Stored records:
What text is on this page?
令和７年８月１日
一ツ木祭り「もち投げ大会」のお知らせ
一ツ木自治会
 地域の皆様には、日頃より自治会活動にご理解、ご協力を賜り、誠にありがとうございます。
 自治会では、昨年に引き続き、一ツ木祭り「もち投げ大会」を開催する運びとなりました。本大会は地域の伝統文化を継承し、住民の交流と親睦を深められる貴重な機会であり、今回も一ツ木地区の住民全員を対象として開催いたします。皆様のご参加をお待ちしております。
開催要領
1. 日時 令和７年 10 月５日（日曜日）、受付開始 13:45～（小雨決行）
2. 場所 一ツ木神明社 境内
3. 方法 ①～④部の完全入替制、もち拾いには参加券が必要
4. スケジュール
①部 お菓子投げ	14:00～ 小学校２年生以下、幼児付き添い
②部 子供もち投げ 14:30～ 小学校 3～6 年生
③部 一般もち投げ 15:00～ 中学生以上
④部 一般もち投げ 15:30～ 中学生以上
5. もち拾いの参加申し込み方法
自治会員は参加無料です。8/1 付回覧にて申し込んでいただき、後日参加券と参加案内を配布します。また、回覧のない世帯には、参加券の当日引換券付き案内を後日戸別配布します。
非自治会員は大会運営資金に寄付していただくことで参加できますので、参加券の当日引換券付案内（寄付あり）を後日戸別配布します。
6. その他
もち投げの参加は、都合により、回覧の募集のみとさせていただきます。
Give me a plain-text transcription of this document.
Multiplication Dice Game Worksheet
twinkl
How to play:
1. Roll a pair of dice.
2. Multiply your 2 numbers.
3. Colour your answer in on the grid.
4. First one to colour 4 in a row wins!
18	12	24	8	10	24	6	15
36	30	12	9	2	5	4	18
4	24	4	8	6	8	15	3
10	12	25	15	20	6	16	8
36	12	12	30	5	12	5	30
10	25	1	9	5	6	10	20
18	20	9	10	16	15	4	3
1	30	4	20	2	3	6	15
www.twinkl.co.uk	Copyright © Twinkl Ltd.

What the task requires: Among the lines of the data, identify those with the word "もち投げ大会". Copy each of them.

Right answer:
一ツ木祭り「もち投げ大会」のお知らせ
 自治会では、昨年に引き続き、一ツ木祭り「もち投げ大会」を開催する運びとなりました。本大会は地域の伝統文化を継承し、住民の交流と親睦を深められる貴重な機会であり、今回も一ツ木地区の住民全員を対象として開催いたします。皆様のご参加をお待ちしております。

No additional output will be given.